Return each line of the records with nothing changed, pictures excepted.

━━━ Entries supplied ━━━

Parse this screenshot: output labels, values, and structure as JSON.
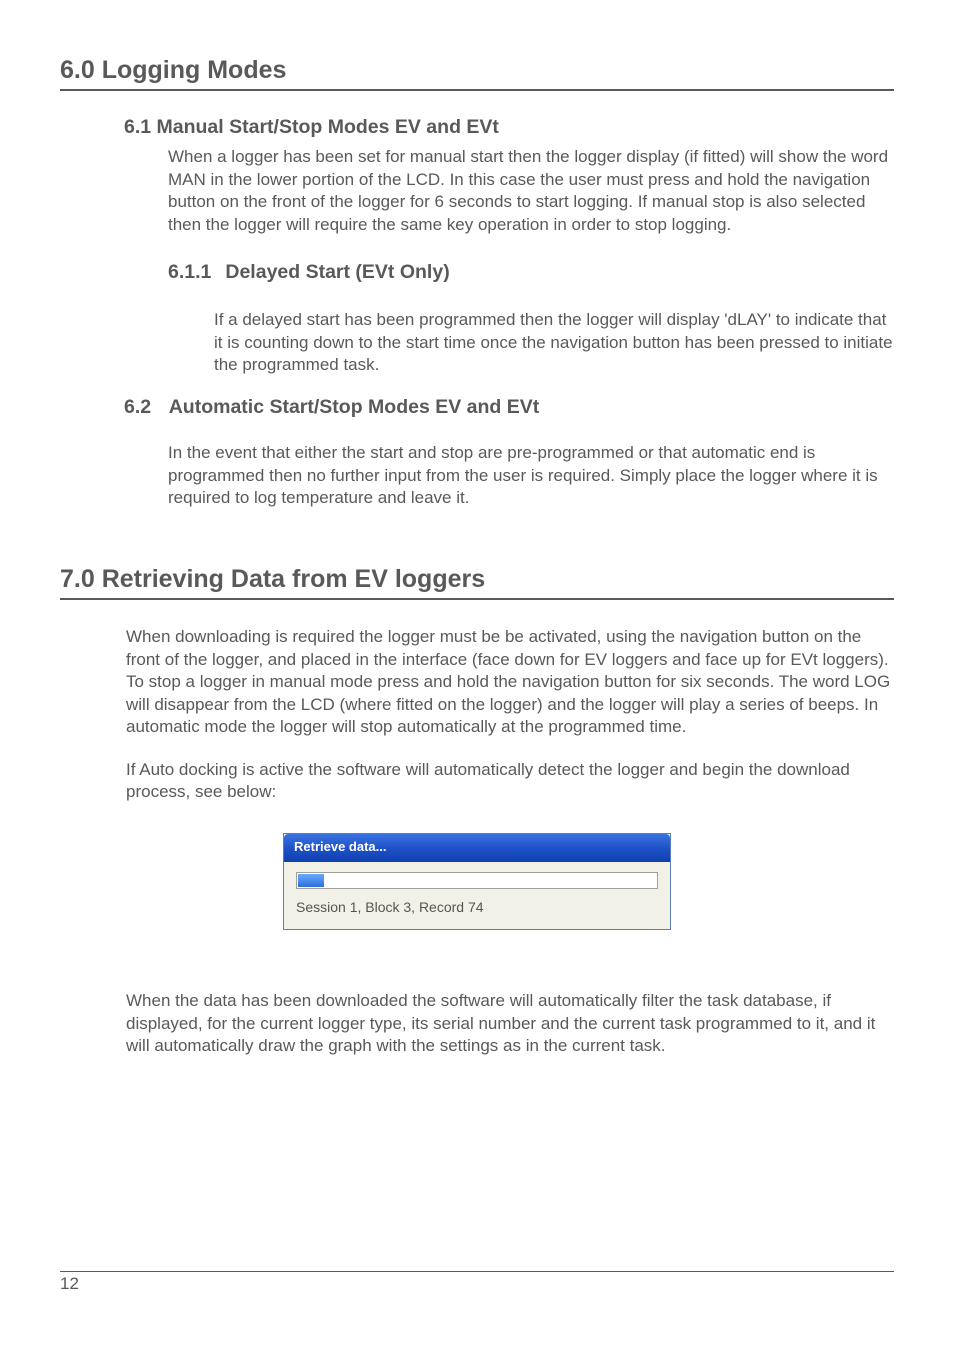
{
  "section6": {
    "title": "6.0 Logging Modes",
    "s61": {
      "title": "6.1 Manual Start/Stop Modes EV and EVt",
      "body": "When a logger has been set for manual start then the logger display (if fitted) will show the word MAN in the lower portion of the LCD. In this case the user must press and hold the navigation button on the front of the logger for 6 seconds to start logging. If manual stop is also selected then the logger will require the same key operation in order to stop logging."
    },
    "s611": {
      "num": "6.1.1",
      "title": "Delayed Start (EVt Only)",
      "body": "If a delayed start has been programmed then the logger will display 'dLAY' to indicate that it is counting down to the start time once the navigation button has been pressed to initiate the programmed task."
    },
    "s62": {
      "num": "6.2",
      "title": "Automatic Start/Stop Modes EV and EVt",
      "body": "In the event that either the start and stop are pre-programmed or that automatic end is programmed then no further input from the user is required. Simply place the logger where it is required to log temperature and leave it."
    }
  },
  "section7": {
    "title": "7.0 Retrieving Data from EV loggers",
    "p1": "When downloading is required the logger must be be activated, using the navigation button on the front of the logger, and placed in the interface (face down for EV loggers and face up for EVt loggers). To stop a logger in manual mode press and hold the navigation button for six seconds. The word LOG will disappear from the LCD (where fitted on the logger) and the logger will play a series of beeps. In automatic mode the logger will stop automatically at the programmed time.",
    "p2": "If Auto docking is active the software will automatically detect the logger and begin the download process, see below:",
    "dialog": {
      "title": "Retrieve data...",
      "status": "Session 1, Block 3, Record 74"
    },
    "p3": "When the data has been downloaded the software will automatically filter the task database, if displayed, for the current logger type, its serial number and the current task programmed to it, and it will automatically draw the graph with the settings as in the current task."
  },
  "page": "12"
}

━━━

The completed task:
Parse this screenshot: output labels, values, and structure as JSON.
{
  "section6": {
    "title": "6.0 Logging Modes",
    "s61": {
      "title": "6.1 Manual Start/Stop Modes EV and EVt",
      "body": "When a logger has been set for manual start then the logger display (if fitted) will show the word MAN in the lower portion of the LCD. In this case the user must press and hold the navigation button on the front of the logger for 6 seconds to start logging. If manual stop is also selected then the logger will require the same key operation in order to stop logging."
    },
    "s611": {
      "num": "6.1.1",
      "title": "Delayed Start (EVt Only)",
      "body": "If a delayed start has been programmed then the logger will display 'dLAY' to indicate that it is counting down to the start time once the navigation button has been pressed to initiate the programmed task."
    },
    "s62": {
      "num": "6.2",
      "title": "Automatic Start/Stop Modes EV and EVt",
      "body": "In the event that either the start and stop are pre-programmed or that automatic end is programmed then no further input from the user is required. Simply place the logger where it is required to log temperature and leave it."
    }
  },
  "section7": {
    "title": "7.0 Retrieving Data from EV loggers",
    "p1": "When downloading is required the logger must be be activated, using the navigation button on the front of the logger, and placed in the interface (face down for EV loggers and face up for EVt loggers). To stop a logger in manual mode press and hold the navigation button for six seconds. The word LOG will disappear from the LCD (where fitted on the logger) and the logger will play a series of beeps. In automatic mode the logger will stop automatically at the programmed time.",
    "p2": "If Auto docking is active the software will automatically detect the logger and begin the download process, see below:",
    "dialog": {
      "title": "Retrieve data...",
      "status": "Session 1, Block 3, Record 74"
    },
    "p3": "When the data has been downloaded the software will automatically filter the task database, if displayed, for the current logger type, its serial number and the current task programmed to it, and it will automatically draw the graph with the settings as in the current task."
  },
  "page": "12"
}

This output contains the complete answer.